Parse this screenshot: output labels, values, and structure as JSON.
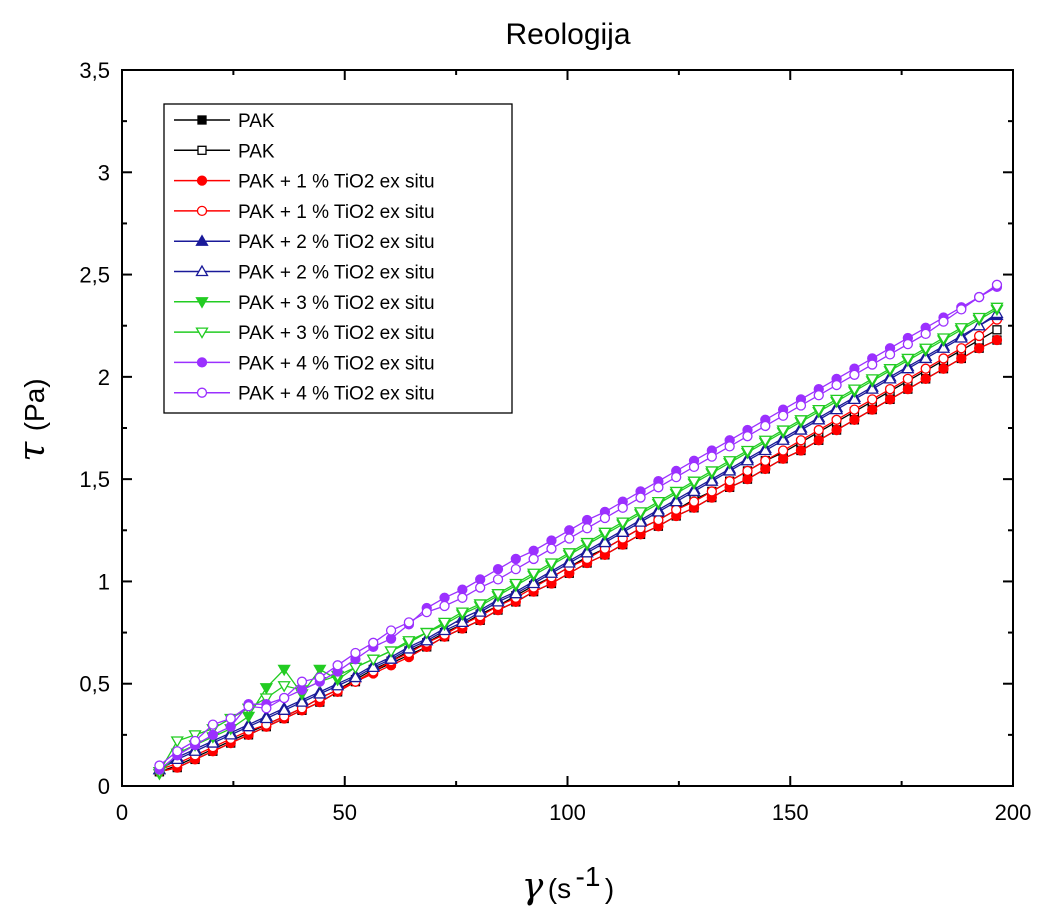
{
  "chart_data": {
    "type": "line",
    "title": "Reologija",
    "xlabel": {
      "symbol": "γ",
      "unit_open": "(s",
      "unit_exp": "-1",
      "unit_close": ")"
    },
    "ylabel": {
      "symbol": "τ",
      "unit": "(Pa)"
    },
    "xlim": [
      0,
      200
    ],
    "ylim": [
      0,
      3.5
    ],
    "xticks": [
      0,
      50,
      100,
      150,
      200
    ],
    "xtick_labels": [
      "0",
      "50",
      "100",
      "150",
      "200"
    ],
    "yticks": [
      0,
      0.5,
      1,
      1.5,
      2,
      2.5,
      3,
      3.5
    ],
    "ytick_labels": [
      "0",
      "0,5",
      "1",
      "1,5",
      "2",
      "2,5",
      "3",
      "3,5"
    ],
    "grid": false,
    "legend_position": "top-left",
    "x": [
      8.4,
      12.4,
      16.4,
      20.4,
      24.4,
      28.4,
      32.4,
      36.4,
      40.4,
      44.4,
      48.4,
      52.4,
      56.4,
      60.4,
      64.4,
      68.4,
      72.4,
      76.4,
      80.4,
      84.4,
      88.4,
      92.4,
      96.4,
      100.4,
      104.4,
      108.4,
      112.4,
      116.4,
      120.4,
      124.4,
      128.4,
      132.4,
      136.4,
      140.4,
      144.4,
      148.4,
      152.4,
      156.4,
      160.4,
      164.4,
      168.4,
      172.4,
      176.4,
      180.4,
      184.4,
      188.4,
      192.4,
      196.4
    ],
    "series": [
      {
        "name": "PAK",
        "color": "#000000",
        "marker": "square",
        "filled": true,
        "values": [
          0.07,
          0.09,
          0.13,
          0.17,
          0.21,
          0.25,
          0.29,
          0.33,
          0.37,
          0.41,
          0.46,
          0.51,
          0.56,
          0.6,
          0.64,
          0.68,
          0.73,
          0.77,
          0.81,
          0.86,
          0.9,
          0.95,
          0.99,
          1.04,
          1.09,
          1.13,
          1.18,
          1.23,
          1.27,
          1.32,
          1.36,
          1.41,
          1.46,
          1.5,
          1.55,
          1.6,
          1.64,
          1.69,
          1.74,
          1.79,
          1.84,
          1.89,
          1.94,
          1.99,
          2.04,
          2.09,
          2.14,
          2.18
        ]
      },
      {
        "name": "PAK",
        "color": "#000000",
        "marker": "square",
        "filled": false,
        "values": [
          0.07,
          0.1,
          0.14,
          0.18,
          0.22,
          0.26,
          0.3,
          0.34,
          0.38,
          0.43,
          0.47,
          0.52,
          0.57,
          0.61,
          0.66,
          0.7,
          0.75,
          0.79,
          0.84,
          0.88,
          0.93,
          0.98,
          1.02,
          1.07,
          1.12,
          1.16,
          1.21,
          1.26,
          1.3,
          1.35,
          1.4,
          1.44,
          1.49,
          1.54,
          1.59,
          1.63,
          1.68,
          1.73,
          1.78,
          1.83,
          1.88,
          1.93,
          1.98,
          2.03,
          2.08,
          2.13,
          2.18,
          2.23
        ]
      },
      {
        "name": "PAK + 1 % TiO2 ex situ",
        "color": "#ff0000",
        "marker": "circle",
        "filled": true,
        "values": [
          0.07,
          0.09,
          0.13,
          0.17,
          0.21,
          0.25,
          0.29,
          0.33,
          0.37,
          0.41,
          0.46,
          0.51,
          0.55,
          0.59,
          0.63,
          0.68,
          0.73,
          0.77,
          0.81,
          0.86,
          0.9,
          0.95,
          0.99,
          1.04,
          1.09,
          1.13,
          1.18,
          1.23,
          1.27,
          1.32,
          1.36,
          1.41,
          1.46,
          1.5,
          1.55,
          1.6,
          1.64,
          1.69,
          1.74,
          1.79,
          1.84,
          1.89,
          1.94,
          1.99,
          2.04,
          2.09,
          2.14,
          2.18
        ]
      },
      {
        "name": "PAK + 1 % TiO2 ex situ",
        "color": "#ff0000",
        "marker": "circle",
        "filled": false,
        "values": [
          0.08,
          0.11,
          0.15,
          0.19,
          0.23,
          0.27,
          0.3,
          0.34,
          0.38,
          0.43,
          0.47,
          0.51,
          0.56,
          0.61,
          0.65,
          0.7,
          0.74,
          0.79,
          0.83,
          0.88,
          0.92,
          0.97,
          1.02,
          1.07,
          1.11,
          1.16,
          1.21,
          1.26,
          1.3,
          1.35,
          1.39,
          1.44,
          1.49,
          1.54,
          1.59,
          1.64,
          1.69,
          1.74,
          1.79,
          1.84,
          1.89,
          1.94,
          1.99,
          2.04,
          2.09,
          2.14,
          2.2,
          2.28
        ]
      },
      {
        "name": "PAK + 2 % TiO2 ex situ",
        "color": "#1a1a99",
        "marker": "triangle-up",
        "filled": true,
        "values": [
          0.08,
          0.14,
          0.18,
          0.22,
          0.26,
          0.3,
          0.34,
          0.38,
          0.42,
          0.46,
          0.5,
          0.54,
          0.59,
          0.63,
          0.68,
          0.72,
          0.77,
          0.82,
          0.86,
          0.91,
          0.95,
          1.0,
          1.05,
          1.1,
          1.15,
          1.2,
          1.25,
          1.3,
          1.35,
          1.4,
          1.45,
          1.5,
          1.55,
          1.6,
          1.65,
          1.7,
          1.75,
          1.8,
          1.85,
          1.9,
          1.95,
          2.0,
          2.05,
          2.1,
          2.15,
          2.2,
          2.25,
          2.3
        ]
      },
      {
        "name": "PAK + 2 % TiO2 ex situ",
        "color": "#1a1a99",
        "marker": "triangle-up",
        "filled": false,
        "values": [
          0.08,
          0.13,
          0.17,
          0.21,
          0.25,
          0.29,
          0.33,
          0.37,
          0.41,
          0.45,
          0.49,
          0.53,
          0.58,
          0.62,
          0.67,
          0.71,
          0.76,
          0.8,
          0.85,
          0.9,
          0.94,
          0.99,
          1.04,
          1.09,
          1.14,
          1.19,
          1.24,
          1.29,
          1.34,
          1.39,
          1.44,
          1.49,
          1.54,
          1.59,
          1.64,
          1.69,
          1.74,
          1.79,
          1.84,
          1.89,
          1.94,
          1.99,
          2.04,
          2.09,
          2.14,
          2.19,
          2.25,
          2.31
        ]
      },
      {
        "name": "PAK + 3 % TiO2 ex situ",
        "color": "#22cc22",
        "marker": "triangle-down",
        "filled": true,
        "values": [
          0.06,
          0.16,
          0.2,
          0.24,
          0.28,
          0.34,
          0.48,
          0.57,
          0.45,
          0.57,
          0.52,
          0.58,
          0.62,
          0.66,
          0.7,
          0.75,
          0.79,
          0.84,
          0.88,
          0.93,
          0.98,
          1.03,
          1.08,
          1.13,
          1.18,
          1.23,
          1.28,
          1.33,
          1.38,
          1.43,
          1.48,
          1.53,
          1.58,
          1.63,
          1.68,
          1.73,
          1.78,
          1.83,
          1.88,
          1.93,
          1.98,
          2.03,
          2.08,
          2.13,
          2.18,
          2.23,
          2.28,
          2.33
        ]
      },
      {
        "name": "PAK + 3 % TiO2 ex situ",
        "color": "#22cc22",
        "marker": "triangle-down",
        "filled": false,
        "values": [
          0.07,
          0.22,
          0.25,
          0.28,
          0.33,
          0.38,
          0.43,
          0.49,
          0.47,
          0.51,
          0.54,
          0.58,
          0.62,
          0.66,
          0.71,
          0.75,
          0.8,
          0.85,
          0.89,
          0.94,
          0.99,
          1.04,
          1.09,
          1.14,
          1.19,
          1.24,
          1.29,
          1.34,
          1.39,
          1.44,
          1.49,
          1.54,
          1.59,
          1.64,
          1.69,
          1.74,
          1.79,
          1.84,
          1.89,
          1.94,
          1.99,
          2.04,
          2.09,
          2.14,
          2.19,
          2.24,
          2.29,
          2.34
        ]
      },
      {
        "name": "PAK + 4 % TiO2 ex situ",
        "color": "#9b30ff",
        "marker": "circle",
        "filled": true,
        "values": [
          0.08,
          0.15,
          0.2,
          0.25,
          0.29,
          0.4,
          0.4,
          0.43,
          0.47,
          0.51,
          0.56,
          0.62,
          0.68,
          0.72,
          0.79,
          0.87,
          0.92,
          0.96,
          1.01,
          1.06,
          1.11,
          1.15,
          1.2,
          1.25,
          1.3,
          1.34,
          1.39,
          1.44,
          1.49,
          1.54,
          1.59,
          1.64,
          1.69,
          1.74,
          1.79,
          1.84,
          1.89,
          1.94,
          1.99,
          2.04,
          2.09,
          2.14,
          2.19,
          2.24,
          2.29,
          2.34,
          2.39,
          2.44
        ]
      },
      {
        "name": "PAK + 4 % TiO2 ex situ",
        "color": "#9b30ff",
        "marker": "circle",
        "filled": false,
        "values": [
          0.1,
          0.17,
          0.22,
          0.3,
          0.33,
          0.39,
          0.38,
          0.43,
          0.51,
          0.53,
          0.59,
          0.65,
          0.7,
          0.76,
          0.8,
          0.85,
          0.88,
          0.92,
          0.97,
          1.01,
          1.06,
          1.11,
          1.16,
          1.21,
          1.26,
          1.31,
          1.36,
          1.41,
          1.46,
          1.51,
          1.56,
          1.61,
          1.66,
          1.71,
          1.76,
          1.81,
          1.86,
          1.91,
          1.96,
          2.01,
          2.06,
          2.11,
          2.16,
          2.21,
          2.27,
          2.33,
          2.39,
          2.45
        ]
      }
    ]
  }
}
* * *
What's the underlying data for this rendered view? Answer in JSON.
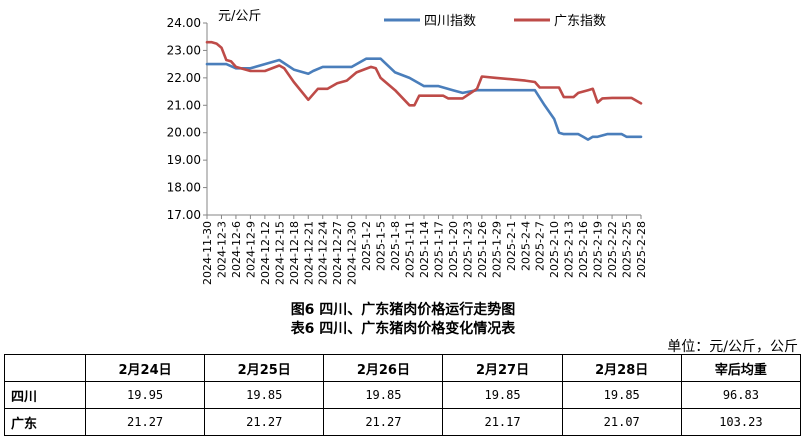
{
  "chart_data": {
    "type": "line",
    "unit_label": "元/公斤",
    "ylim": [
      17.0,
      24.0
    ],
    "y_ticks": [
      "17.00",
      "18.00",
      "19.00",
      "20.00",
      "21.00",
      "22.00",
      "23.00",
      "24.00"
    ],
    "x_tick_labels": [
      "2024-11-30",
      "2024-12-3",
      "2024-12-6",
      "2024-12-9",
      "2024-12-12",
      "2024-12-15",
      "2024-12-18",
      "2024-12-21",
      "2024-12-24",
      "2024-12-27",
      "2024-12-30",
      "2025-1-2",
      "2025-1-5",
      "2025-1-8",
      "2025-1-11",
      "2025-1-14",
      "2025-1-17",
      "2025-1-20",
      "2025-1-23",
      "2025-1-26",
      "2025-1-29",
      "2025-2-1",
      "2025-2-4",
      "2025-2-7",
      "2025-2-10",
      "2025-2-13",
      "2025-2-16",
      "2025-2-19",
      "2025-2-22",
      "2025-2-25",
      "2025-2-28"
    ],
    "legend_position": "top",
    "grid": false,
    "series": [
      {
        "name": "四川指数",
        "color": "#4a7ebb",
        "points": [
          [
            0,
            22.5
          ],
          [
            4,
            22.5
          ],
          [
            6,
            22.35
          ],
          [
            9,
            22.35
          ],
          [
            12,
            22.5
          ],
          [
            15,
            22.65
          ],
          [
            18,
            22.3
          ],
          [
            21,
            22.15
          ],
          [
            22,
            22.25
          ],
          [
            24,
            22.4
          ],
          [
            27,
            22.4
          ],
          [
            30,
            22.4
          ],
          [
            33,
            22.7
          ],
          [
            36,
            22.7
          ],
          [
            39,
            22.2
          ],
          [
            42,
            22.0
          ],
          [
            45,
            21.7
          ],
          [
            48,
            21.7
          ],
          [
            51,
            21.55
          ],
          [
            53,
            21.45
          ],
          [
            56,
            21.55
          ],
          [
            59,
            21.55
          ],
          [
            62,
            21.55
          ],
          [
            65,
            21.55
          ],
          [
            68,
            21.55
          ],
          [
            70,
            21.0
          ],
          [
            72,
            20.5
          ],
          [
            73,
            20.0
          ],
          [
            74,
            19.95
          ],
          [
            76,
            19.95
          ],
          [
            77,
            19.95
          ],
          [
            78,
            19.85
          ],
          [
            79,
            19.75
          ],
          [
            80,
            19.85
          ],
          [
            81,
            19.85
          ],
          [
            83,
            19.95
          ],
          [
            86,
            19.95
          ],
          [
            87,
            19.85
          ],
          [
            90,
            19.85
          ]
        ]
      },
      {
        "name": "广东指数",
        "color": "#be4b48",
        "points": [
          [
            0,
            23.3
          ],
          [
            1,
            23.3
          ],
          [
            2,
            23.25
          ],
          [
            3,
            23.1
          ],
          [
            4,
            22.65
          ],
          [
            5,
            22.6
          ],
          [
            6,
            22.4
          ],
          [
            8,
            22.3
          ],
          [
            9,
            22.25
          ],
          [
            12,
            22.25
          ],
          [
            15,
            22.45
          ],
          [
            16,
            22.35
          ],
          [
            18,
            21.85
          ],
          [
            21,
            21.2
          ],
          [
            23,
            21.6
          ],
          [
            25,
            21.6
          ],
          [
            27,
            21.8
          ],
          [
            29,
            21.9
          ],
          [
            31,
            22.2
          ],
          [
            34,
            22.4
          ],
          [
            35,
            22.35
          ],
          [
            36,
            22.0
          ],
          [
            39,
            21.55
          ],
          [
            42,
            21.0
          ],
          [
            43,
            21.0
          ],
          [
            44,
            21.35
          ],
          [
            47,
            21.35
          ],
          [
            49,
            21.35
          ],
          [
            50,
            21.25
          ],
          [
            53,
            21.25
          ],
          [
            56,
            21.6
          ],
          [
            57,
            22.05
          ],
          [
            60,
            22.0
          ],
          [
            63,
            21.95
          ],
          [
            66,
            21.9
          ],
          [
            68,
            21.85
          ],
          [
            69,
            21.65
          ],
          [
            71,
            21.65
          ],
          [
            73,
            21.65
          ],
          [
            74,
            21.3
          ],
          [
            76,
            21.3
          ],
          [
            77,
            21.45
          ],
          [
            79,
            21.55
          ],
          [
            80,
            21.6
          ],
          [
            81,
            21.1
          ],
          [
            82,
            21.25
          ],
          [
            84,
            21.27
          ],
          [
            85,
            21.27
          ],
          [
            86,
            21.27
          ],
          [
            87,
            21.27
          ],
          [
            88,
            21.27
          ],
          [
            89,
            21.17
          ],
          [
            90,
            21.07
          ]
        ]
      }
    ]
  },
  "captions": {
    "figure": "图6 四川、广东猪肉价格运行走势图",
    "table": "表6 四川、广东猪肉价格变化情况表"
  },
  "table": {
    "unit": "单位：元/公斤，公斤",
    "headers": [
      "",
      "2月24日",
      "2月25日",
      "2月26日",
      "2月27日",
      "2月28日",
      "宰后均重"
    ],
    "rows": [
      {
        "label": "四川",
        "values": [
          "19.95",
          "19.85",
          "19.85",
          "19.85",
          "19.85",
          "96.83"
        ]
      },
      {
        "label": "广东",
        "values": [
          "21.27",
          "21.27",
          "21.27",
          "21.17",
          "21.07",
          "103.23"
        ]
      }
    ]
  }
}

Task description | Report the number of lines in the entries above that include the word "JSON" and add nothing to it.

Solution to the exercise | 2